Stored items from a collection:
··········
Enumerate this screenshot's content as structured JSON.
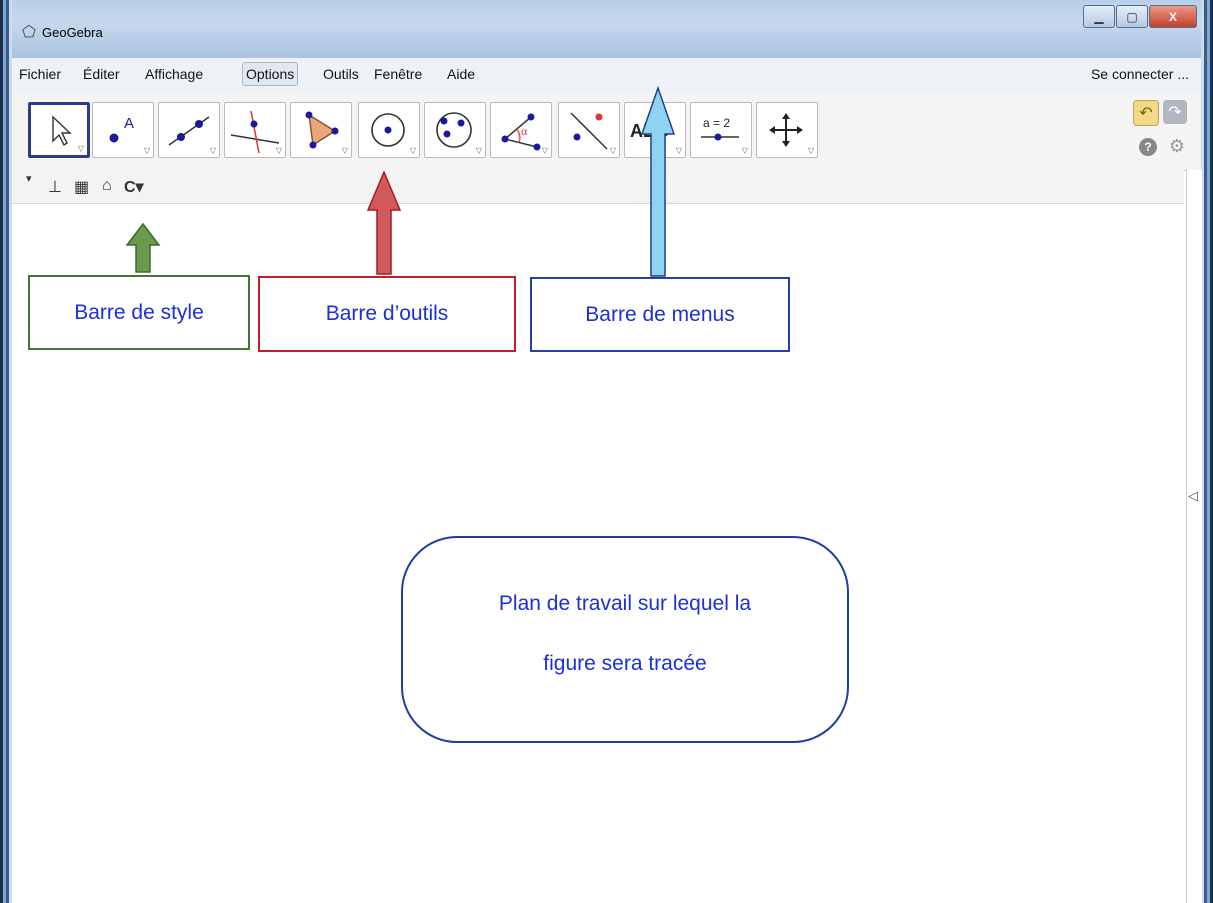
{
  "window": {
    "title": "GeoGebra",
    "app_icon": "geogebra-icon",
    "buttons": {
      "minimize": "▁",
      "maximize": "▢",
      "close": "X"
    }
  },
  "menubar": {
    "items": [
      "Fichier",
      "Éditer",
      "Affichage",
      "Options",
      "Outils",
      "Fenêtre",
      "Aide"
    ],
    "selected": "Options",
    "login_label": "Se connecter ..."
  },
  "toolbar": {
    "tools": [
      {
        "name": "move-tool-icon",
        "active": true
      },
      {
        "name": "point-tool-icon",
        "label": "A"
      },
      {
        "name": "line-tool-icon"
      },
      {
        "name": "perpendicular-tool-icon"
      },
      {
        "name": "polygon-tool-icon"
      },
      {
        "name": "circle-tool-icon"
      },
      {
        "name": "conic-tool-icon"
      },
      {
        "name": "angle-tool-icon",
        "label": "α"
      },
      {
        "name": "reflect-tool-icon"
      },
      {
        "name": "text-tool-icon",
        "label": "ABC"
      },
      {
        "name": "slider-tool-icon",
        "label": "a = 2"
      },
      {
        "name": "move-view-tool-icon"
      }
    ],
    "undo_icon": "undo-icon",
    "redo_icon": "redo-icon",
    "help_icon": "help-icon",
    "settings_icon": "gear-icon",
    "help_glyph": "?",
    "settings_glyph": "⚙"
  },
  "stylebar": {
    "icons": [
      "toggle-arrow-icon",
      "axes-icon",
      "grid-icon",
      "home-icon",
      "point-capture-icon"
    ],
    "glyphs": {
      "toggle": "▾",
      "axes": "⊥",
      "grid": "▦",
      "home": "⌂",
      "capture": "C▾"
    }
  },
  "annotations": {
    "style_bar": "Barre de style",
    "toolbar": "Barre d’outils",
    "menu_bar": "Barre de menus",
    "workspace_line1": "Plan de travail sur lequel la",
    "workspace_line2": "figure sera tracée"
  },
  "colors": {
    "green_arrow": "#6a9a4e",
    "red_arrow": "#d0595b",
    "blue_arrow": "#8ed3f0",
    "annotation_text": "#1c2fd8"
  }
}
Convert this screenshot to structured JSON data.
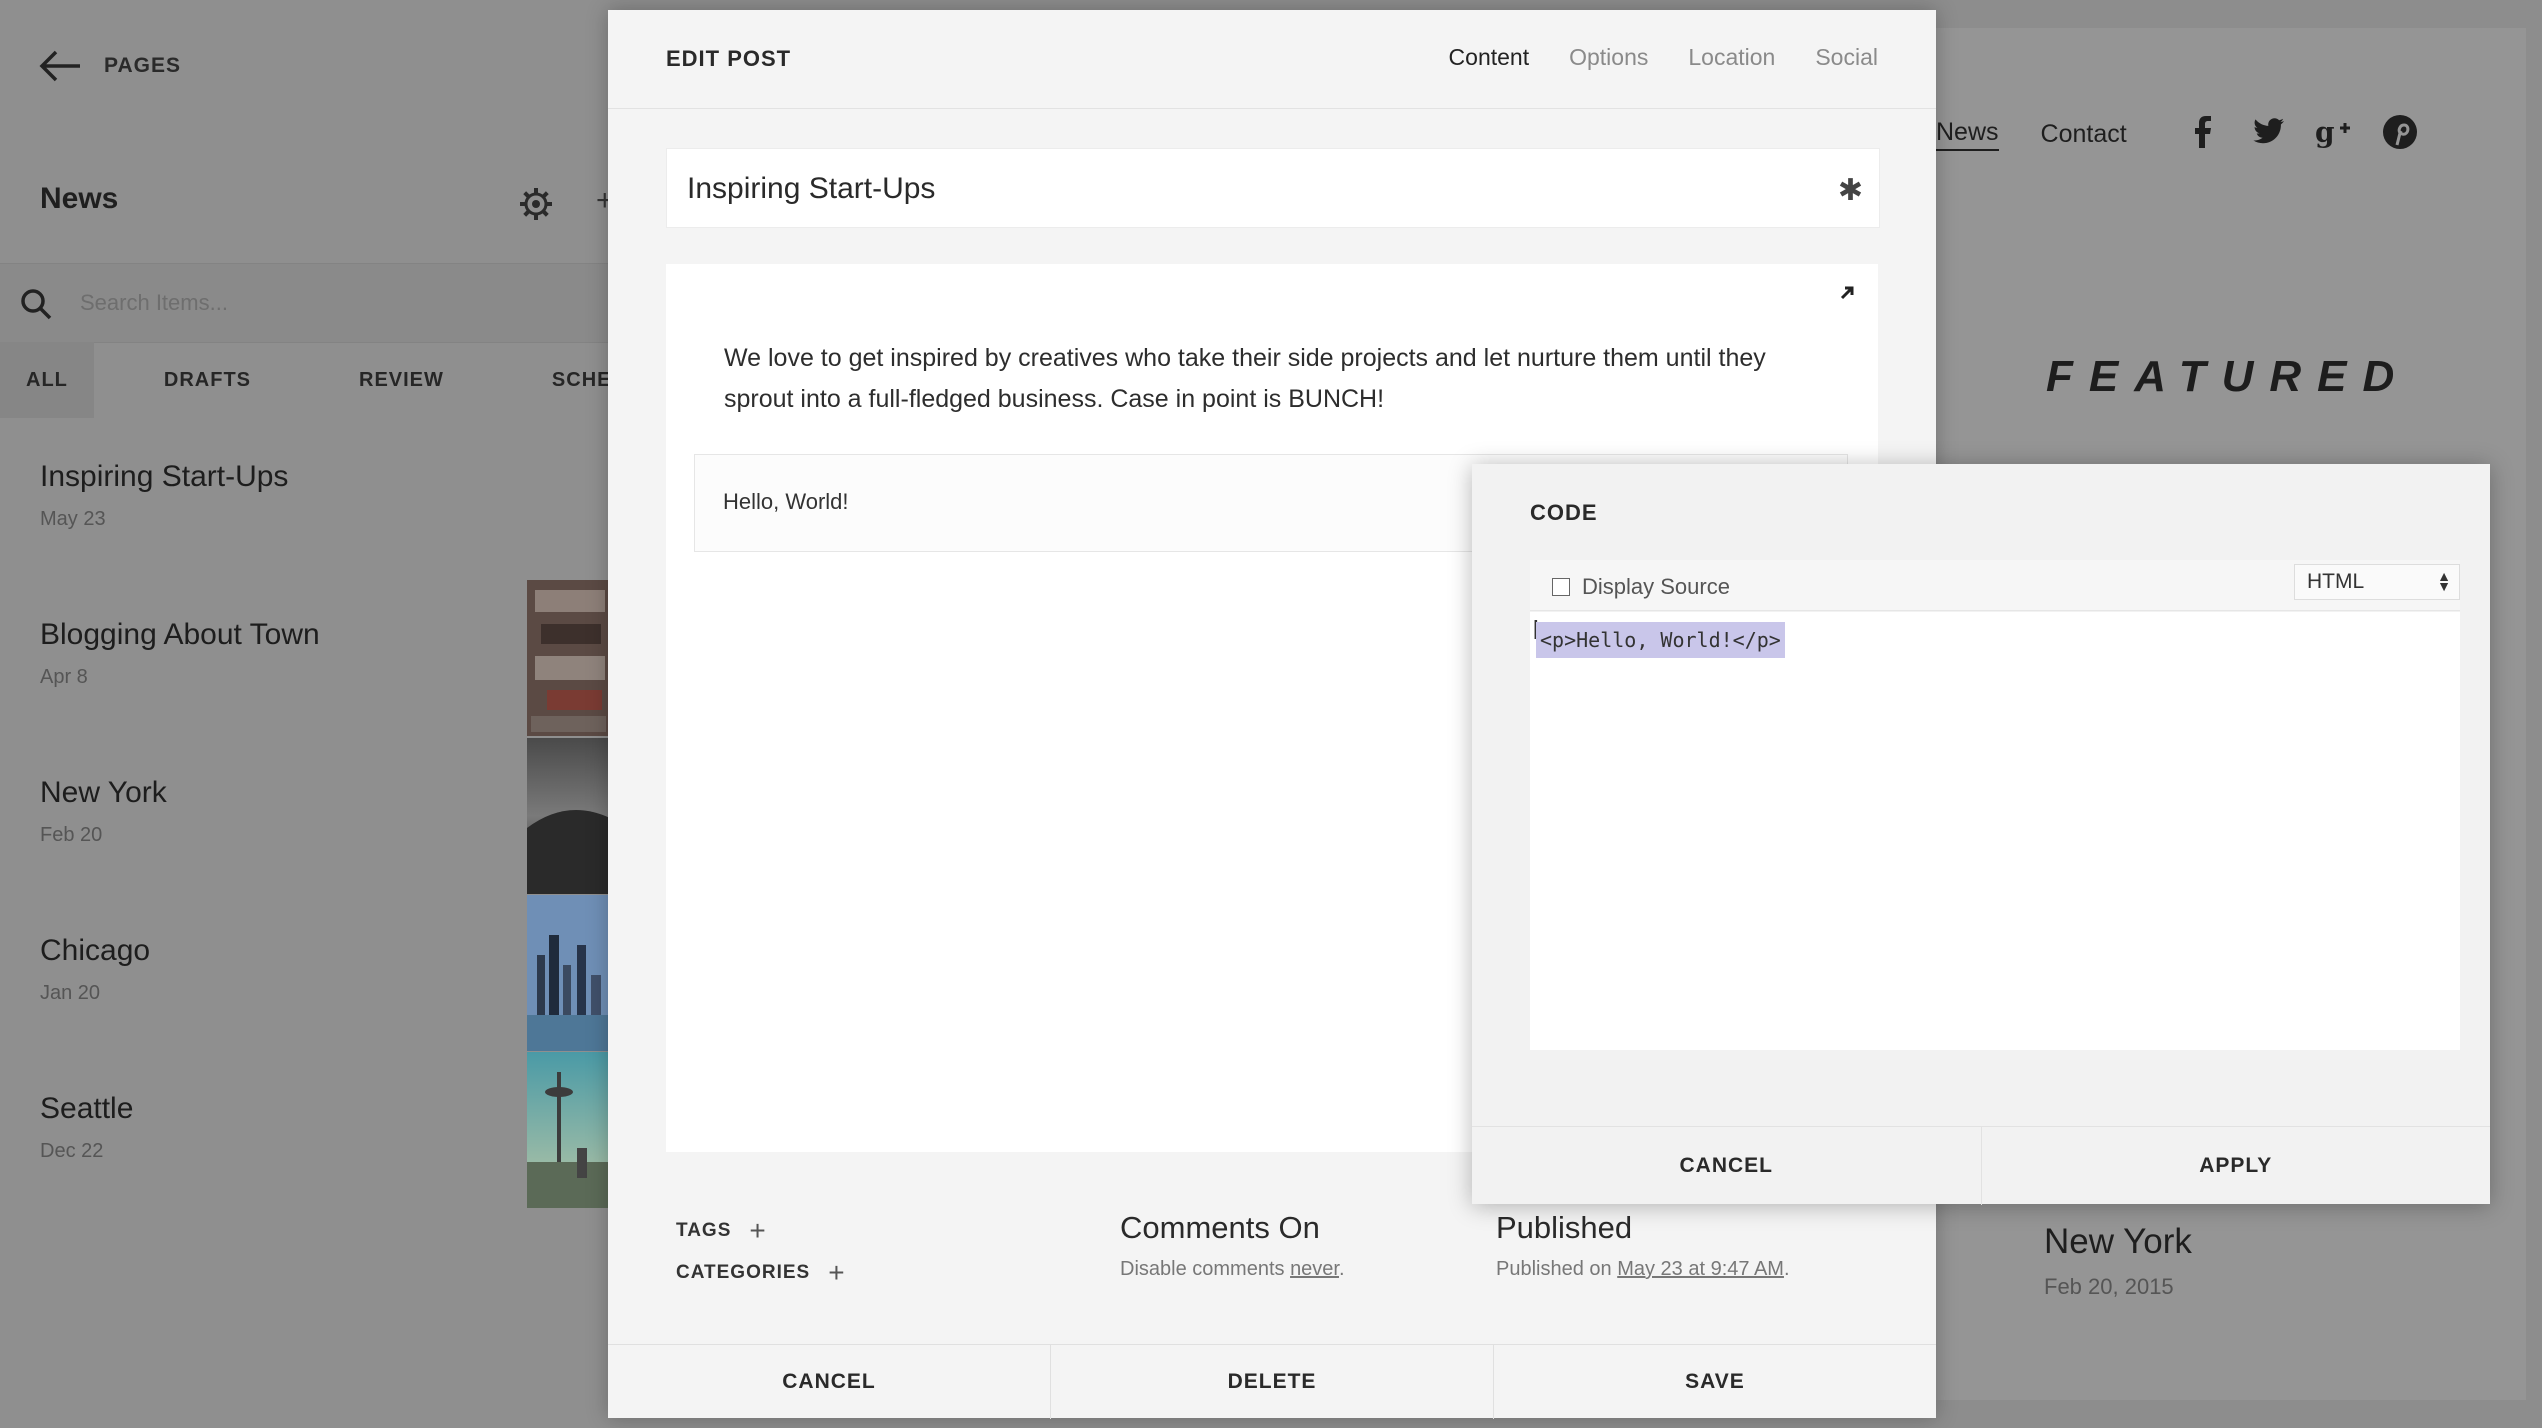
{
  "left_panel": {
    "back_label": "PAGES",
    "collection_title": "News",
    "search_placeholder": "Search Items...",
    "filters": [
      "ALL",
      "DRAFTS",
      "REVIEW",
      "SCHEDUL"
    ],
    "posts": [
      {
        "title": "Inspiring Start-Ups",
        "date": "May 23"
      },
      {
        "title": "Blogging About Town",
        "date": "Apr 8"
      },
      {
        "title": "New York",
        "date": "Feb 20"
      },
      {
        "title": "Chicago",
        "date": "Jan 20"
      },
      {
        "title": "Seattle",
        "date": "Dec 22"
      }
    ]
  },
  "site": {
    "nav": [
      "News",
      "Contact"
    ],
    "social": [
      "facebook-icon",
      "twitter-icon",
      "google-plus-icon",
      "pinterest-icon"
    ],
    "featured": "FEATURED",
    "post": {
      "title": "New York",
      "date": "Feb 20, 2015"
    }
  },
  "modal": {
    "title": "EDIT POST",
    "tabs": [
      "Content",
      "Options",
      "Location",
      "Social"
    ],
    "active_tab": "Content",
    "post_title": "Inspiring Start-Ups",
    "body": "We love to get inspired by creatives who take their side projects and let nurture them until they sprout into a full-fledged business. Case in point is BUNCH!",
    "code_preview": "Hello, World!",
    "tags_label": "TAGS",
    "categories_label": "CATEGORIES",
    "comments": {
      "heading": "Comments On",
      "prefix": "Disable comments ",
      "link": "never",
      "suffix": "."
    },
    "published": {
      "heading": "Published",
      "prefix": "Published on ",
      "link": "May 23 at 9:47 AM",
      "suffix": "."
    },
    "footer": {
      "cancel": "CANCEL",
      "delete": "DELETE",
      "save": "SAVE"
    }
  },
  "code_dialog": {
    "title": "CODE",
    "display_source_label": "Display Source",
    "mode": "HTML",
    "code": "<p>Hello, World!</p>",
    "cancel": "CANCEL",
    "apply": "APPLY"
  }
}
··········
• **WHAT IS REQUIRED**: Your copy of the data should match it exactly, except that pictures are left out.

• **EXPECTED ANSWER**:
Enumerate this screenshot's content as structured JSON.
{
  "window": {
    "title": "GeoGebra",
    "app_icon": "geogebra-icon",
    "buttons": {
      "minimize": "▁",
      "maximize": "▢",
      "close": "X"
    }
  },
  "menubar": {
    "items": [
      "Fichier",
      "Éditer",
      "Affichage",
      "Options",
      "Outils",
      "Fenêtre",
      "Aide"
    ],
    "selected": "Options",
    "login_label": "Se connecter ..."
  },
  "toolbar": {
    "tools": [
      {
        "name": "move-tool-icon",
        "active": true
      },
      {
        "name": "point-tool-icon",
        "label": "A"
      },
      {
        "name": "line-tool-icon"
      },
      {
        "name": "perpendicular-tool-icon"
      },
      {
        "name": "polygon-tool-icon"
      },
      {
        "name": "circle-tool-icon"
      },
      {
        "name": "conic-tool-icon"
      },
      {
        "name": "angle-tool-icon",
        "label": "α"
      },
      {
        "name": "reflect-tool-icon"
      },
      {
        "name": "text-tool-icon",
        "label": "ABC"
      },
      {
        "name": "slider-tool-icon",
        "label": "a = 2"
      },
      {
        "name": "move-view-tool-icon"
      }
    ],
    "undo_icon": "undo-icon",
    "redo_icon": "redo-icon",
    "help_icon": "help-icon",
    "settings_icon": "gear-icon",
    "help_glyph": "?",
    "settings_glyph": "⚙"
  },
  "stylebar": {
    "icons": [
      "toggle-arrow-icon",
      "axes-icon",
      "grid-icon",
      "home-icon",
      "point-capture-icon"
    ],
    "glyphs": {
      "toggle": "▾",
      "axes": "⊥",
      "grid": "▦",
      "home": "⌂",
      "capture": "C▾"
    }
  },
  "annotations": {
    "style_bar": "Barre de style",
    "toolbar": "Barre d’outils",
    "menu_bar": "Barre de menus",
    "workspace_line1": "Plan de travail sur lequel la",
    "workspace_line2": "figure sera tracée"
  },
  "colors": {
    "green_arrow": "#6a9a4e",
    "red_arrow": "#d0595b",
    "blue_arrow": "#8ed3f0",
    "annotation_text": "#1c2fd8"
  }
}
Convert this screenshot to structured JSON data.
{
  "left_panel": {
    "back_label": "PAGES",
    "collection_title": "News",
    "search_placeholder": "Search Items...",
    "filters": [
      "ALL",
      "DRAFTS",
      "REVIEW",
      "SCHEDUL"
    ],
    "posts": [
      {
        "title": "Inspiring Start-Ups",
        "date": "May 23"
      },
      {
        "title": "Blogging About Town",
        "date": "Apr 8"
      },
      {
        "title": "New York",
        "date": "Feb 20"
      },
      {
        "title": "Chicago",
        "date": "Jan 20"
      },
      {
        "title": "Seattle",
        "date": "Dec 22"
      }
    ]
  },
  "site": {
    "nav": [
      "News",
      "Contact"
    ],
    "social": [
      "facebook-icon",
      "twitter-icon",
      "google-plus-icon",
      "pinterest-icon"
    ],
    "featured": "FEATURED",
    "post": {
      "title": "New York",
      "date": "Feb 20, 2015"
    }
  },
  "modal": {
    "title": "EDIT POST",
    "tabs": [
      "Content",
      "Options",
      "Location",
      "Social"
    ],
    "active_tab": "Content",
    "post_title": "Inspiring Start-Ups",
    "body": "We love to get inspired by creatives who take their side projects and let nurture them until they sprout into a full-fledged business. Case in point is BUNCH!",
    "code_preview": "Hello, World!",
    "tags_label": "TAGS",
    "categories_label": "CATEGORIES",
    "comments": {
      "heading": "Comments On",
      "prefix": "Disable comments ",
      "link": "never",
      "suffix": "."
    },
    "published": {
      "heading": "Published",
      "prefix": "Published on ",
      "link": "May 23 at 9:47 AM",
      "suffix": "."
    },
    "footer": {
      "cancel": "CANCEL",
      "delete": "DELETE",
      "save": "SAVE"
    }
  },
  "code_dialog": {
    "title": "CODE",
    "display_source_label": "Display Source",
    "mode": "HTML",
    "code": "<p>Hello, World!</p>",
    "cancel": "CANCEL",
    "apply": "APPLY"
  }
}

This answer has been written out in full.